Top of MATERIAL FOR THIS EXERCISE

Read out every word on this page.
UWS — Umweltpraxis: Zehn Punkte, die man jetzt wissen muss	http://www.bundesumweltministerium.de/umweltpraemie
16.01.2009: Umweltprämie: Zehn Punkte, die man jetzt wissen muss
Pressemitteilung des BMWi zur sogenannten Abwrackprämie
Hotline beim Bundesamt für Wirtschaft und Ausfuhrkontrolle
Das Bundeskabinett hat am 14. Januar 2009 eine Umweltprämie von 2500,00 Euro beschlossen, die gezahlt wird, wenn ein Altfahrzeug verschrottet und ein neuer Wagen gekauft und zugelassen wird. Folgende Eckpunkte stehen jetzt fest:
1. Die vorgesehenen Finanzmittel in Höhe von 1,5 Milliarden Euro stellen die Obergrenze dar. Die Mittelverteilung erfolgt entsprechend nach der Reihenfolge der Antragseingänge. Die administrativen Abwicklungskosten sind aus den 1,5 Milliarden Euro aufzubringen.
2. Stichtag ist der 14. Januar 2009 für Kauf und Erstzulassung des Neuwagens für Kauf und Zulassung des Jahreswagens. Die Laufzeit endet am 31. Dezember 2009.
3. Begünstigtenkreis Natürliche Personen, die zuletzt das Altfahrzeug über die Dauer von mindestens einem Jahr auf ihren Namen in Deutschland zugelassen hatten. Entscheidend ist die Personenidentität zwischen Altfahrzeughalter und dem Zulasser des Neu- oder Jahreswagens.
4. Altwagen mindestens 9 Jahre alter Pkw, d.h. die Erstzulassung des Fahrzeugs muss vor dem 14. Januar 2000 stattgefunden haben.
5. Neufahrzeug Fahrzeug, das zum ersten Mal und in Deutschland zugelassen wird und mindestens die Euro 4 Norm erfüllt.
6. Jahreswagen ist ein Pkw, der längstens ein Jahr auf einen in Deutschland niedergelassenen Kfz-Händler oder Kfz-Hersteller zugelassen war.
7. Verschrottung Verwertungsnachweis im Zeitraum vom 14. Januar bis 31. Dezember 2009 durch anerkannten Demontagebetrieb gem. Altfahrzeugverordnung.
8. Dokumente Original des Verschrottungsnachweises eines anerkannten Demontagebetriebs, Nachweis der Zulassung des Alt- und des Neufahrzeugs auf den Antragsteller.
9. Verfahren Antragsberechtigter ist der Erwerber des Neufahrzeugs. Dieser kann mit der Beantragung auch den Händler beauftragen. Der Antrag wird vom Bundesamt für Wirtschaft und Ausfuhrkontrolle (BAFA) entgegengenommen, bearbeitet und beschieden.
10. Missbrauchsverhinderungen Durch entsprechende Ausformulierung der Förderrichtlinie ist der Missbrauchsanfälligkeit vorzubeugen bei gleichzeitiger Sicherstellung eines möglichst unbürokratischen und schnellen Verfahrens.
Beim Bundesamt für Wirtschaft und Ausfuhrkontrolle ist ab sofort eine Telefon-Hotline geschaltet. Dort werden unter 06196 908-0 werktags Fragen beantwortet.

Bottom of MATERIAL FOR THIS EXERCISE

## PROBLEM DETAILS
Print out each line of the data exactly.

## REPLY TO THE TASK
Read out every word on this page.
UWS — Umweltpraxis: Zehn Punkte, die man jetzt wissen muss	http://www.bundesumweltministerium.de/umweltpraemie
16.01.2009: Umweltprämie: Zehn Punkte, die man jetzt wissen muss
Pressemitteilung des BMWi zur sogenannten Abwrackprämie
Hotline beim Bundesamt für Wirtschaft und Ausfuhrkontrolle
Das Bundeskabinett hat am 14. Januar 2009 eine Umweltprämie von 2500,00 Euro beschlossen, die gezahlt wird, wenn ein Altfahrzeug verschrottet und ein neuer Wagen gekauft und zugelassen wird. Folgende Eckpunkte stehen jetzt fest:
1. Die vorgesehenen Finanzmittel in Höhe von 1,5 Milliarden Euro stellen die Obergrenze dar. Die Mittelverteilung erfolgt entsprechend nach der Reihenfolge der Antragseingänge. Die administrativen Abwicklungskosten sind aus den 1,5 Milliarden Euro aufzubringen.
2. Stichtag ist der 14. Januar 2009 für Kauf und Erstzulassung des Neuwagens für Kauf und Zulassung des Jahreswagens. Die Laufzeit endet am 31. Dezember 2009.
3. Begünstigtenkreis Natürliche Personen, die zuletzt das Altfahrzeug über die Dauer von mindestens einem Jahr auf ihren Namen in Deutschland zugelassen hatten. Entscheidend ist die Personenidentität zwischen Altfahrzeughalter und dem Zulasser des Neu- oder Jahreswagens.
4. Altwagen mindestens 9 Jahre alter Pkw, d.h. die Erstzulassung des Fahrzeugs muss vor dem 14. Januar 2000 stattgefunden haben.
5. Neufahrzeug Fahrzeug, das zum ersten Mal und in Deutschland zugelassen wird und mindestens die Euro 4 Norm erfüllt.
6. Jahreswagen ist ein Pkw, der längstens ein Jahr auf einen in Deutschland niedergelassenen Kfz-Händler oder Kfz-Hersteller zugelassen war.
7. Verschrottung Verwertungsnachweis im Zeitraum vom 14. Januar bis 31. Dezember 2009 durch anerkannten Demontagebetrieb gem. Altfahrzeugverordnung.
8. Dokumente Original des Verschrottungsnachweises eines anerkannten Demontagebetriebs, Nachweis der Zulassung des Alt- und des Neufahrzeugs auf den Antragsteller.
9. Verfahren Antragsberechtigter ist der Erwerber des Neufahrzeugs. Dieser kann mit der Beantragung auch den Händler beauftragen. Der Antrag wird vom Bundesamt für Wirtschaft und Ausfuhrkontrolle (BAFA) entgegengenommen, bearbeitet und beschieden.
10. Missbrauchsverhinderungen Durch entsprechende Ausformulierung der Förderrichtlinie ist der Missbrauchsanfälligkeit vorzubeugen bei gleichzeitiger Sicherstellung eines möglichst unbürokratischen und schnellen Verfahrens.
Beim Bundesamt für Wirtschaft und Ausfuhrkontrolle ist ab sofort eine Telefon-Hotline geschaltet. Dort werden unter 06196 908-0 werktags Fragen beantwortet.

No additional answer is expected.